> _Raw records_
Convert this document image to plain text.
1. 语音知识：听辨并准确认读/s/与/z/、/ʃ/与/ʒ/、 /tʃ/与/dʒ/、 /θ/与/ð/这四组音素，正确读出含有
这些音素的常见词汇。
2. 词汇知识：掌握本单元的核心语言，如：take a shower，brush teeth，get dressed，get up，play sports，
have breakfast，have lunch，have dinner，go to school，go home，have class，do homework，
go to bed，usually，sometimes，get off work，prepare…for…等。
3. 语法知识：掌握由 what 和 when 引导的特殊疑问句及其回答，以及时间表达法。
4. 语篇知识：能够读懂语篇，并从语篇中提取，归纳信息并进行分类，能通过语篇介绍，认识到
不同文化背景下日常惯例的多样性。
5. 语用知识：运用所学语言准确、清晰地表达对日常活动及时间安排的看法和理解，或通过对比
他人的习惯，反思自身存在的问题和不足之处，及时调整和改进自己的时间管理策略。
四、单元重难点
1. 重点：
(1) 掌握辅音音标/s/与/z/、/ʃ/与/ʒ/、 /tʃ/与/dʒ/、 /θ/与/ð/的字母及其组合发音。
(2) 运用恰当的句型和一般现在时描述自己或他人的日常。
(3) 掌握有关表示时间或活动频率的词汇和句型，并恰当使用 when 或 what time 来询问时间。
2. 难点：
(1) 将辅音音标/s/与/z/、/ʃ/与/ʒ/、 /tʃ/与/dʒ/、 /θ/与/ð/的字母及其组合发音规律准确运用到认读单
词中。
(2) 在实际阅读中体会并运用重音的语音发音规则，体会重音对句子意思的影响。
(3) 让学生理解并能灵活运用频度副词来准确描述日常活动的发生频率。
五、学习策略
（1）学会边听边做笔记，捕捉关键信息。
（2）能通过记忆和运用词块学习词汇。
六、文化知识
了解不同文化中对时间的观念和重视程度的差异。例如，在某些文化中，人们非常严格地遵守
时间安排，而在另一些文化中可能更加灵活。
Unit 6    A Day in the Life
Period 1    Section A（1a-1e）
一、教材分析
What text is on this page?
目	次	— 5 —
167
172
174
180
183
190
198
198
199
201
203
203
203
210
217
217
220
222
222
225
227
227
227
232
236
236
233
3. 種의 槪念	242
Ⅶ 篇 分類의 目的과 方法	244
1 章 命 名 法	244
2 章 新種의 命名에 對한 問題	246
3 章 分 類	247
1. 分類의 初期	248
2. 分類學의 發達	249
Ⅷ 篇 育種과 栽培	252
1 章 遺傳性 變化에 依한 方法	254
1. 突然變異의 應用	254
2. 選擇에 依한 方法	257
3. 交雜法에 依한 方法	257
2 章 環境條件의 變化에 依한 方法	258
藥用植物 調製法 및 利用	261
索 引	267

> _Task requirements_
Copy all of the material word for word.

> _Full response_
Convert this document image to plain text.
1. 语音知识：听辨并准确认读/s/与/z/、/ʃ/与/ʒ/、 /tʃ/与/dʒ/、 /θ/与/ð/这四组音素，正确读出含有
这些音素的常见词汇。
2. 词汇知识：掌握本单元的核心语言，如：take a shower，brush teeth，get dressed，get up，play sports，
have breakfast，have lunch，have dinner，go to school，go home，have class，do homework，
go to bed，usually，sometimes，get off work，prepare…for…等。
3. 语法知识：掌握由 what 和 when 引导的特殊疑问句及其回答，以及时间表达法。
4. 语篇知识：能够读懂语篇，并从语篇中提取，归纳信息并进行分类，能通过语篇介绍，认识到
不同文化背景下日常惯例的多样性。
5. 语用知识：运用所学语言准确、清晰地表达对日常活动及时间安排的看法和理解，或通过对比
他人的习惯，反思自身存在的问题和不足之处，及时调整和改进自己的时间管理策略。
四、单元重难点
1. 重点：
(1) 掌握辅音音标/s/与/z/、/ʃ/与/ʒ/、 /tʃ/与/dʒ/、 /θ/与/ð/的字母及其组合发音。
(2) 运用恰当的句型和一般现在时描述自己或他人的日常。
(3) 掌握有关表示时间或活动频率的词汇和句型，并恰当使用 when 或 what time 来询问时间。
2. 难点：
(1) 将辅音音标/s/与/z/、/ʃ/与/ʒ/、 /tʃ/与/dʒ/、 /θ/与/ð/的字母及其组合发音规律准确运用到认读单
词中。
(2) 在实际阅读中体会并运用重音的语音发音规则，体会重音对句子意思的影响。
(3) 让学生理解并能灵活运用频度副词来准确描述日常活动的发生频率。
五、学习策略
（1）学会边听边做笔记，捕捉关键信息。
（2）能通过记忆和运用词块学习词汇。
六、文化知识
了解不同文化中对时间的观念和重视程度的差异。例如，在某些文化中，人们非常严格地遵守
时间安排，而在另一些文化中可能更加灵活。
Unit 6    A Day in the Life
Period 1    Section A（1a-1e）
一、教材分析
What text is on this page?
目	次	— 5 —
167
172
174
180
183
190
198
198
199
201
203
203
203
210
217
217
220
222
222
225
227
227
227
232
236
236
233
3. 種의 槪念	242
Ⅶ 篇 分類의 目的과 方法	244
1 章 命 名 法	244
2 章 新種의 命名에 對한 問題	246
3 章 分 類	247
1. 分類의 初期	248
2. 分類學의 發達	249
Ⅷ 篇 育種과 栽培	252
1 章 遺傳性 變化에 依한 方法	254
1. 突然變異의 應用	254
2. 選擇에 依한 方法	257
3. 交雜法에 依한 方法	257
2 章 環境條件의 變化에 依한 方法	258
藥用植物 調製法 및 利用	261
索 引	267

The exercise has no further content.